**WHAT TO DO**
Tally every line of the listing below that holds "name", then give the tally alone.

**EXTRACTED ENTRIES**
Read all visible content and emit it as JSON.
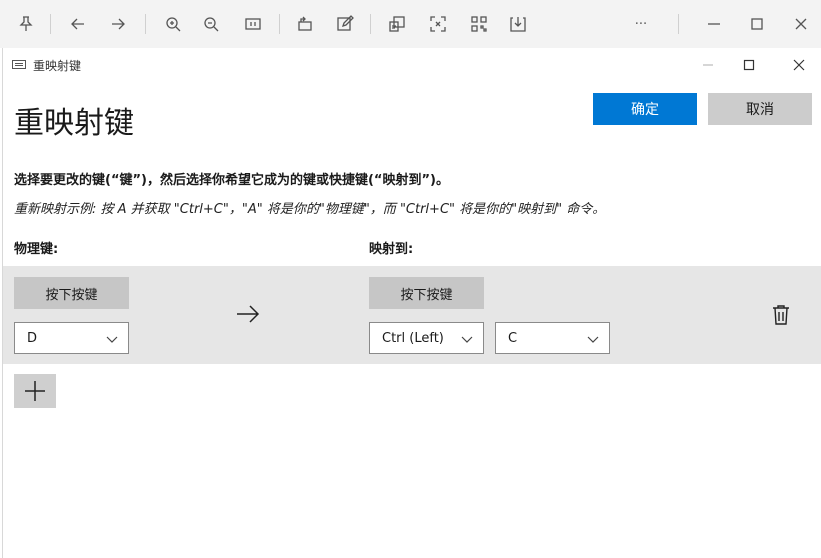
{
  "viewer_toolbar": {
    "icons": [
      "pin-icon",
      "back-icon",
      "forward-icon",
      "zoom-in-icon",
      "zoom-out-icon",
      "fit-page-icon",
      "rotate-icon",
      "edit-icon",
      "text-recognition-icon",
      "crop-icon",
      "qr-code-icon",
      "download-icon",
      "more-icon",
      "minimize-icon",
      "maximize-icon",
      "close-icon"
    ],
    "more_label": "···"
  },
  "window": {
    "title": "重映射键"
  },
  "page": {
    "title": "重映射键",
    "ok_label": "确定",
    "cancel_label": "取消",
    "instruction": "选择要更改的键(“键”)，然后选择你希望它成为的键或快捷键(“映射到”)。",
    "example": "重新映射示例: 按 A 并获取 \"Ctrl+C\"，\"A\" 将是你的\"物理键\"，而 \"Ctrl+C\" 将是你的\"映射到\" 命令。",
    "physical_key_header": "物理键:",
    "mapped_to_header": "映射到:"
  },
  "mapping": {
    "press_key_label": "按下按键",
    "physical_key_value": "D",
    "mapped_press_key_label": "按下按键",
    "mapped_modifier_value": "Ctrl (Left)",
    "mapped_key_value": "C"
  }
}
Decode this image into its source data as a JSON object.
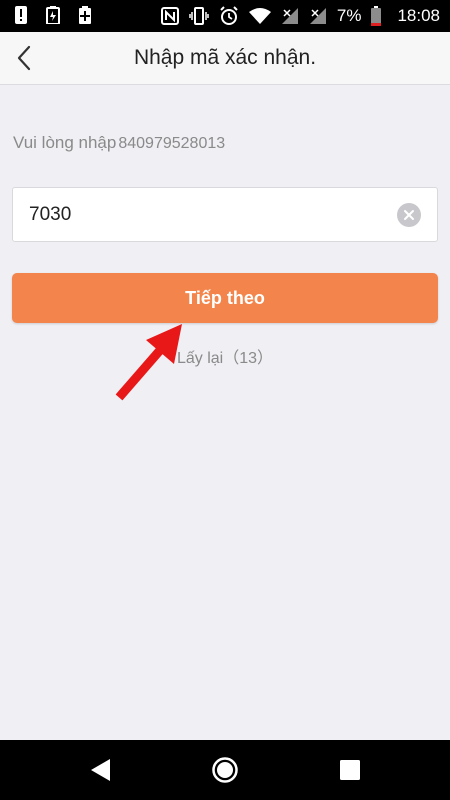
{
  "status_bar": {
    "battery_percent": "7%",
    "time": "18:08",
    "left_icons": [
      "alert-icon",
      "battery-saver-icon",
      "plus-icon"
    ],
    "right_icons": [
      "nfc-icon",
      "vibrate-icon",
      "alarm-icon",
      "wifi-icon",
      "signal-icon",
      "signal-icon",
      "battery-icon"
    ]
  },
  "header": {
    "title": "Nhập mã xác nhận.",
    "back_icon": "chevron-left-icon"
  },
  "form": {
    "hint_label": "Vui lòng nhập",
    "phone_number": "840979528013",
    "code_value": "7030",
    "clear_icon": "clear-icon",
    "next_button_label": "Tiếp theo",
    "resend_label": "Lấy lại（13）"
  },
  "colors": {
    "accent": "#f3844b",
    "annotation_arrow": "#e81818",
    "background": "#efeff4"
  },
  "nav_bar": {
    "icons": [
      "nav-back-icon",
      "nav-home-icon",
      "nav-recents-icon"
    ]
  }
}
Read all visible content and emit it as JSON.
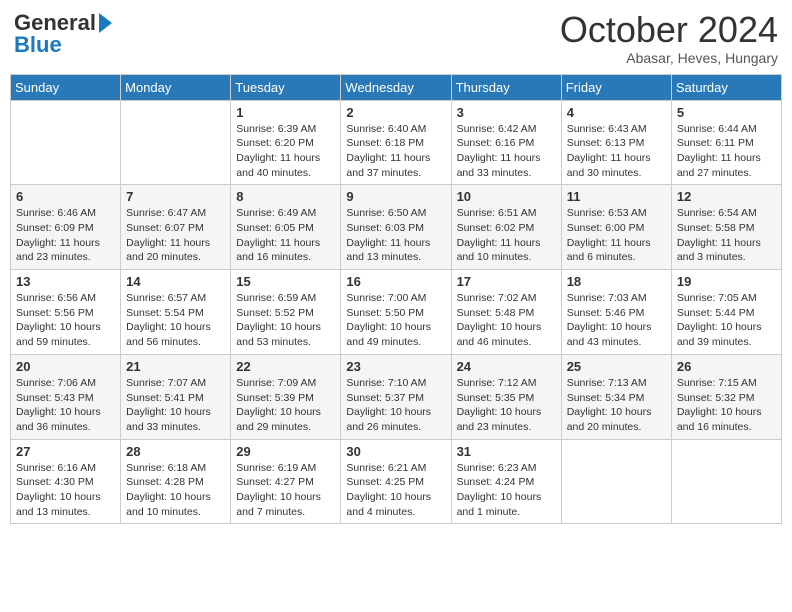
{
  "header": {
    "logo_general": "General",
    "logo_blue": "Blue",
    "month_title": "October 2024",
    "location": "Abasar, Heves, Hungary"
  },
  "weekdays": [
    "Sunday",
    "Monday",
    "Tuesday",
    "Wednesday",
    "Thursday",
    "Friday",
    "Saturday"
  ],
  "weeks": [
    [
      {
        "day": "",
        "info": ""
      },
      {
        "day": "",
        "info": ""
      },
      {
        "day": "1",
        "info": "Sunrise: 6:39 AM\nSunset: 6:20 PM\nDaylight: 11 hours and 40 minutes."
      },
      {
        "day": "2",
        "info": "Sunrise: 6:40 AM\nSunset: 6:18 PM\nDaylight: 11 hours and 37 minutes."
      },
      {
        "day": "3",
        "info": "Sunrise: 6:42 AM\nSunset: 6:16 PM\nDaylight: 11 hours and 33 minutes."
      },
      {
        "day": "4",
        "info": "Sunrise: 6:43 AM\nSunset: 6:13 PM\nDaylight: 11 hours and 30 minutes."
      },
      {
        "day": "5",
        "info": "Sunrise: 6:44 AM\nSunset: 6:11 PM\nDaylight: 11 hours and 27 minutes."
      }
    ],
    [
      {
        "day": "6",
        "info": "Sunrise: 6:46 AM\nSunset: 6:09 PM\nDaylight: 11 hours and 23 minutes."
      },
      {
        "day": "7",
        "info": "Sunrise: 6:47 AM\nSunset: 6:07 PM\nDaylight: 11 hours and 20 minutes."
      },
      {
        "day": "8",
        "info": "Sunrise: 6:49 AM\nSunset: 6:05 PM\nDaylight: 11 hours and 16 minutes."
      },
      {
        "day": "9",
        "info": "Sunrise: 6:50 AM\nSunset: 6:03 PM\nDaylight: 11 hours and 13 minutes."
      },
      {
        "day": "10",
        "info": "Sunrise: 6:51 AM\nSunset: 6:02 PM\nDaylight: 11 hours and 10 minutes."
      },
      {
        "day": "11",
        "info": "Sunrise: 6:53 AM\nSunset: 6:00 PM\nDaylight: 11 hours and 6 minutes."
      },
      {
        "day": "12",
        "info": "Sunrise: 6:54 AM\nSunset: 5:58 PM\nDaylight: 11 hours and 3 minutes."
      }
    ],
    [
      {
        "day": "13",
        "info": "Sunrise: 6:56 AM\nSunset: 5:56 PM\nDaylight: 10 hours and 59 minutes."
      },
      {
        "day": "14",
        "info": "Sunrise: 6:57 AM\nSunset: 5:54 PM\nDaylight: 10 hours and 56 minutes."
      },
      {
        "day": "15",
        "info": "Sunrise: 6:59 AM\nSunset: 5:52 PM\nDaylight: 10 hours and 53 minutes."
      },
      {
        "day": "16",
        "info": "Sunrise: 7:00 AM\nSunset: 5:50 PM\nDaylight: 10 hours and 49 minutes."
      },
      {
        "day": "17",
        "info": "Sunrise: 7:02 AM\nSunset: 5:48 PM\nDaylight: 10 hours and 46 minutes."
      },
      {
        "day": "18",
        "info": "Sunrise: 7:03 AM\nSunset: 5:46 PM\nDaylight: 10 hours and 43 minutes."
      },
      {
        "day": "19",
        "info": "Sunrise: 7:05 AM\nSunset: 5:44 PM\nDaylight: 10 hours and 39 minutes."
      }
    ],
    [
      {
        "day": "20",
        "info": "Sunrise: 7:06 AM\nSunset: 5:43 PM\nDaylight: 10 hours and 36 minutes."
      },
      {
        "day": "21",
        "info": "Sunrise: 7:07 AM\nSunset: 5:41 PM\nDaylight: 10 hours and 33 minutes."
      },
      {
        "day": "22",
        "info": "Sunrise: 7:09 AM\nSunset: 5:39 PM\nDaylight: 10 hours and 29 minutes."
      },
      {
        "day": "23",
        "info": "Sunrise: 7:10 AM\nSunset: 5:37 PM\nDaylight: 10 hours and 26 minutes."
      },
      {
        "day": "24",
        "info": "Sunrise: 7:12 AM\nSunset: 5:35 PM\nDaylight: 10 hours and 23 minutes."
      },
      {
        "day": "25",
        "info": "Sunrise: 7:13 AM\nSunset: 5:34 PM\nDaylight: 10 hours and 20 minutes."
      },
      {
        "day": "26",
        "info": "Sunrise: 7:15 AM\nSunset: 5:32 PM\nDaylight: 10 hours and 16 minutes."
      }
    ],
    [
      {
        "day": "27",
        "info": "Sunrise: 6:16 AM\nSunset: 4:30 PM\nDaylight: 10 hours and 13 minutes."
      },
      {
        "day": "28",
        "info": "Sunrise: 6:18 AM\nSunset: 4:28 PM\nDaylight: 10 hours and 10 minutes."
      },
      {
        "day": "29",
        "info": "Sunrise: 6:19 AM\nSunset: 4:27 PM\nDaylight: 10 hours and 7 minutes."
      },
      {
        "day": "30",
        "info": "Sunrise: 6:21 AM\nSunset: 4:25 PM\nDaylight: 10 hours and 4 minutes."
      },
      {
        "day": "31",
        "info": "Sunrise: 6:23 AM\nSunset: 4:24 PM\nDaylight: 10 hours and 1 minute."
      },
      {
        "day": "",
        "info": ""
      },
      {
        "day": "",
        "info": ""
      }
    ]
  ]
}
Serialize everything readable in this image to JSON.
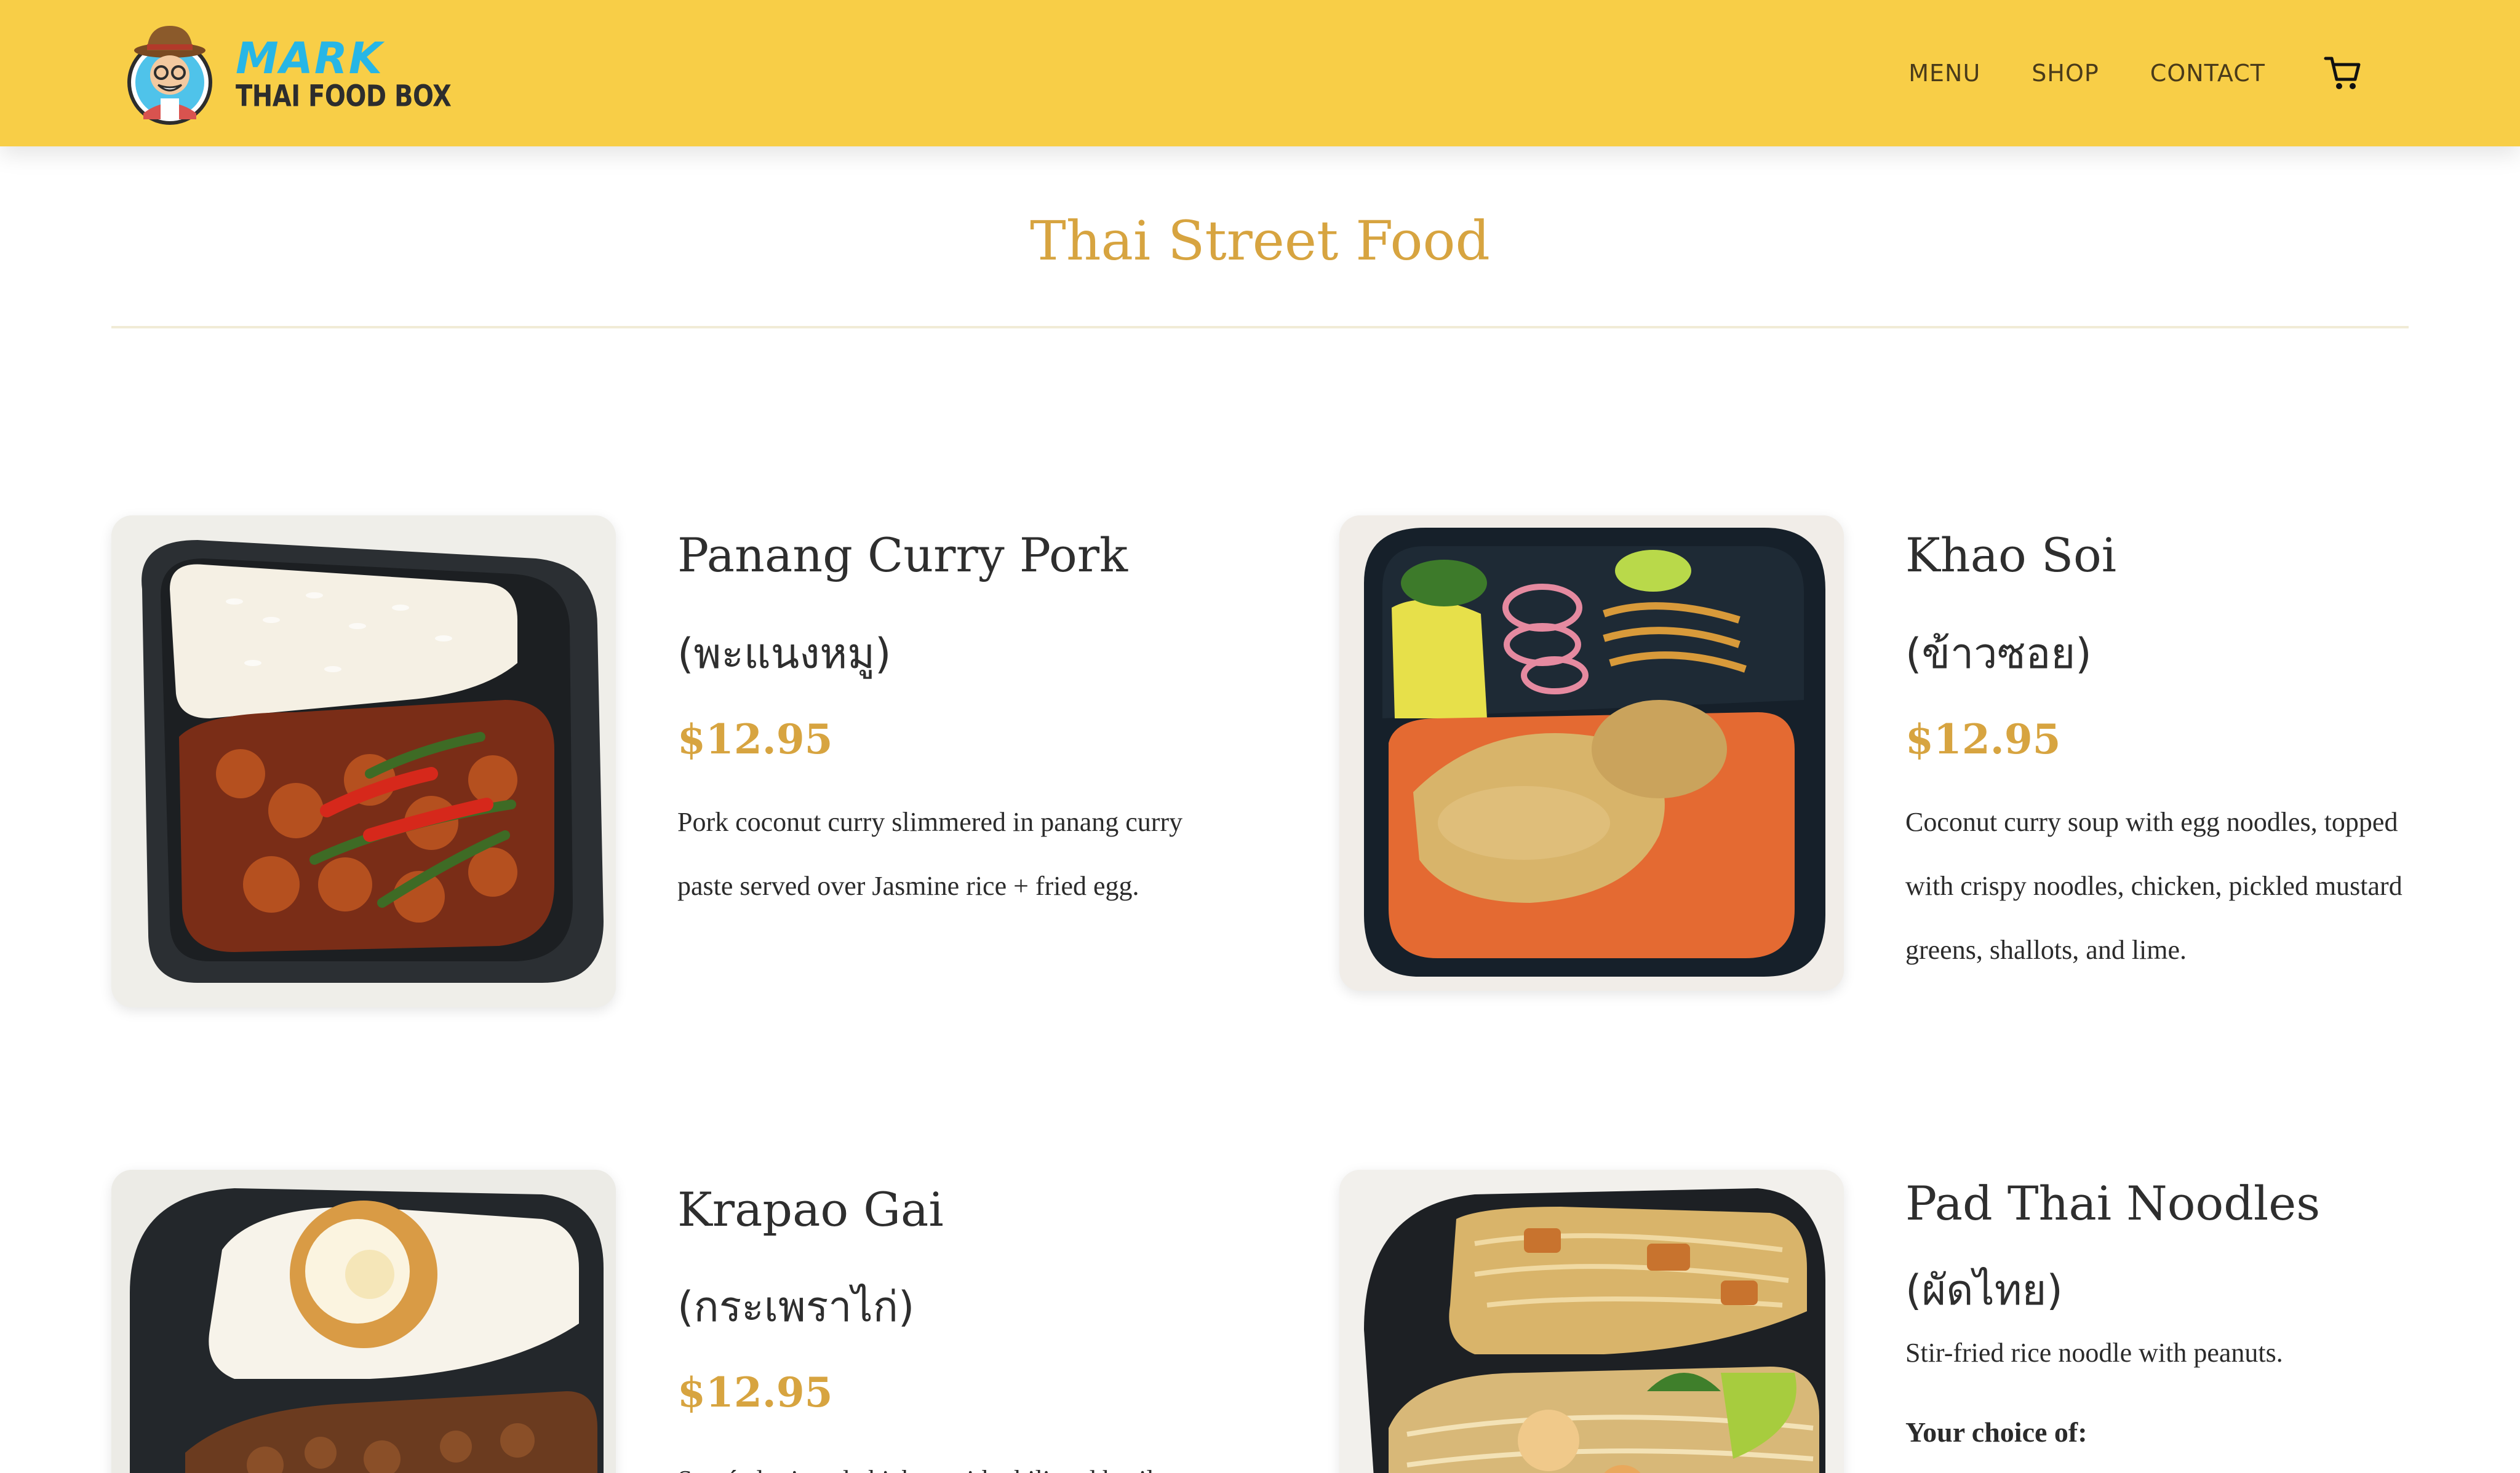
{
  "brand": {
    "mark": "MARK",
    "sub": "THAI FOOD BOX",
    "logo_icon": "chef-mascot-icon"
  },
  "nav": {
    "menu": "MENU",
    "shop": "SHOP",
    "contact": "CONTACT",
    "cart_icon": "cart-icon"
  },
  "section": {
    "title": "Thai Street Food"
  },
  "items": [
    {
      "name": "Panang Curry Pork",
      "thai": "(พะแนงหมู)",
      "price": "$12.95",
      "desc": "Pork coconut curry slimmered in panang curry paste served over Jasmine rice + fried egg."
    },
    {
      "name": "Khao Soi",
      "thai": "(ข้าวซอย)",
      "price": "$12.95",
      "desc": "Coconut curry soup with egg noodles, topped with crispy noodles, chicken, pickled mustard greens, shallots, and lime."
    },
    {
      "name": "Krapao Gai",
      "thai": "(กระเพราไก่)",
      "price": "$12.95",
      "desc": "Sautéed minced chicken with chili and basil"
    },
    {
      "name": "Pad Thai Noodles",
      "thai": "(ผัดไทย)",
      "desc": "Stir-fried rice noodle with peanuts.",
      "choice_label": "Your choice of:"
    }
  ],
  "colors": {
    "header_bg": "#f8ce47",
    "accent_gold": "#d7a440",
    "logo_blue": "#27b6e6"
  }
}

**ANSWER BELOW**
4